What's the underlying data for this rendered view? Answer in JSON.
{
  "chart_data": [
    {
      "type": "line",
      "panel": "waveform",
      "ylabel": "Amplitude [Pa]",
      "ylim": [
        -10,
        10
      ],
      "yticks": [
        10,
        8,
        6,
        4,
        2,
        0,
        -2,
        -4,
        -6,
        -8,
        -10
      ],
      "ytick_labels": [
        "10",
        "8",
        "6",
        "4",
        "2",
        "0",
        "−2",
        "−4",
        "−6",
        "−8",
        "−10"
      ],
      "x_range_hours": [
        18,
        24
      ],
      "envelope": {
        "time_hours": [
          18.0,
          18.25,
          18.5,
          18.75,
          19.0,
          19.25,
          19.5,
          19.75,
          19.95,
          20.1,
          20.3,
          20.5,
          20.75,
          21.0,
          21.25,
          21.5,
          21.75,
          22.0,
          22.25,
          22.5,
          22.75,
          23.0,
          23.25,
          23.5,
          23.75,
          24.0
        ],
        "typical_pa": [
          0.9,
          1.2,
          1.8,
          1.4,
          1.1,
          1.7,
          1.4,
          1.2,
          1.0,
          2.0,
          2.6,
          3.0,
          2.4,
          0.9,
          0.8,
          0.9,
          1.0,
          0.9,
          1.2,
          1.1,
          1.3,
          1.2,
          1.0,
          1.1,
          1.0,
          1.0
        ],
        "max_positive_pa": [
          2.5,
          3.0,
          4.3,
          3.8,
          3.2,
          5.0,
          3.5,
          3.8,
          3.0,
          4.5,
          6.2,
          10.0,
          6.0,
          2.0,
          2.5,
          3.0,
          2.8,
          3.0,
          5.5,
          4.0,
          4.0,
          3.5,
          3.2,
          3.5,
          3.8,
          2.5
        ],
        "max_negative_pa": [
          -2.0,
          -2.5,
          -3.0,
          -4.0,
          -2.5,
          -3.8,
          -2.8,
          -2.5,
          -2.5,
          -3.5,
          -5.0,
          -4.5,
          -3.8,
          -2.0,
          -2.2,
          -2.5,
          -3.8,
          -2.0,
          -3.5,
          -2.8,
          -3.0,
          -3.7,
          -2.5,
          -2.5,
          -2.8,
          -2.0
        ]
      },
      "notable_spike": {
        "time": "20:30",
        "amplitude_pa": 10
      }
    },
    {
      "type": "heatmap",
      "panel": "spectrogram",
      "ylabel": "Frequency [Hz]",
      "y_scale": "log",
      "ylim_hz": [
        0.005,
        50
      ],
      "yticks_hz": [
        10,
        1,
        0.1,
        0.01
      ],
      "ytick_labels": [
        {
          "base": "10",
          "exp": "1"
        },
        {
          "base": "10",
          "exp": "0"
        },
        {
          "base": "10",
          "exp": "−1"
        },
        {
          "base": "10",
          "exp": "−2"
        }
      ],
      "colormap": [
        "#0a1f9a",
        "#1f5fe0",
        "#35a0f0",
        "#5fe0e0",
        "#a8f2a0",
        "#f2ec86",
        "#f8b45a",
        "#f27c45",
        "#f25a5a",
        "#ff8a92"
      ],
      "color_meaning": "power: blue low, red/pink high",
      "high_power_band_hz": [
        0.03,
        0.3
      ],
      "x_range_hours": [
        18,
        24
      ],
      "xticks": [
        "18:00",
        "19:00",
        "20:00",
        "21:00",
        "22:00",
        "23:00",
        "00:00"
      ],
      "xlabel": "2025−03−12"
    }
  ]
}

• • • • •

DESCRIPTION OF THE TASK:
Repeat every record exactly as written, please.

RESULT OF THE EXERCISE:
What's the underlying data for this rendered view? Answer in JSON.
{
  "chart_data": [
    {
      "type": "line",
      "panel": "waveform",
      "ylabel": "Amplitude [Pa]",
      "ylim": [
        -10,
        10
      ],
      "yticks": [
        10,
        8,
        6,
        4,
        2,
        0,
        -2,
        -4,
        -6,
        -8,
        -10
      ],
      "ytick_labels": [
        "10",
        "8",
        "6",
        "4",
        "2",
        "0",
        "−2",
        "−4",
        "−6",
        "−8",
        "−10"
      ],
      "x_range_hours": [
        18,
        24
      ],
      "envelope": {
        "time_hours": [
          18.0,
          18.25,
          18.5,
          18.75,
          19.0,
          19.25,
          19.5,
          19.75,
          19.95,
          20.1,
          20.3,
          20.5,
          20.75,
          21.0,
          21.25,
          21.5,
          21.75,
          22.0,
          22.25,
          22.5,
          22.75,
          23.0,
          23.25,
          23.5,
          23.75,
          24.0
        ],
        "typical_pa": [
          0.9,
          1.2,
          1.8,
          1.4,
          1.1,
          1.7,
          1.4,
          1.2,
          1.0,
          2.0,
          2.6,
          3.0,
          2.4,
          0.9,
          0.8,
          0.9,
          1.0,
          0.9,
          1.2,
          1.1,
          1.3,
          1.2,
          1.0,
          1.1,
          1.0,
          1.0
        ],
        "max_positive_pa": [
          2.5,
          3.0,
          4.3,
          3.8,
          3.2,
          5.0,
          3.5,
          3.8,
          3.0,
          4.5,
          6.2,
          10.0,
          6.0,
          2.0,
          2.5,
          3.0,
          2.8,
          3.0,
          5.5,
          4.0,
          4.0,
          3.5,
          3.2,
          3.5,
          3.8,
          2.5
        ],
        "max_negative_pa": [
          -2.0,
          -2.5,
          -3.0,
          -4.0,
          -2.5,
          -3.8,
          -2.8,
          -2.5,
          -2.5,
          -3.5,
          -5.0,
          -4.5,
          -3.8,
          -2.0,
          -2.2,
          -2.5,
          -3.8,
          -2.0,
          -3.5,
          -2.8,
          -3.0,
          -3.7,
          -2.5,
          -2.5,
          -2.8,
          -2.0
        ]
      },
      "notable_spike": {
        "time": "20:30",
        "amplitude_pa": 10
      }
    },
    {
      "type": "heatmap",
      "panel": "spectrogram",
      "ylabel": "Frequency [Hz]",
      "y_scale": "log",
      "ylim_hz": [
        0.005,
        50
      ],
      "yticks_hz": [
        10,
        1,
        0.1,
        0.01
      ],
      "ytick_labels": [
        {
          "base": "10",
          "exp": "1"
        },
        {
          "base": "10",
          "exp": "0"
        },
        {
          "base": "10",
          "exp": "−1"
        },
        {
          "base": "10",
          "exp": "−2"
        }
      ],
      "colormap": [
        "#0a1f9a",
        "#1f5fe0",
        "#35a0f0",
        "#5fe0e0",
        "#a8f2a0",
        "#f2ec86",
        "#f8b45a",
        "#f27c45",
        "#f25a5a",
        "#ff8a92"
      ],
      "color_meaning": "power: blue low, red/pink high",
      "high_power_band_hz": [
        0.03,
        0.3
      ],
      "x_range_hours": [
        18,
        24
      ],
      "xticks": [
        "18:00",
        "19:00",
        "20:00",
        "21:00",
        "22:00",
        "23:00",
        "00:00"
      ],
      "xlabel": "2025−03−12"
    }
  ]
}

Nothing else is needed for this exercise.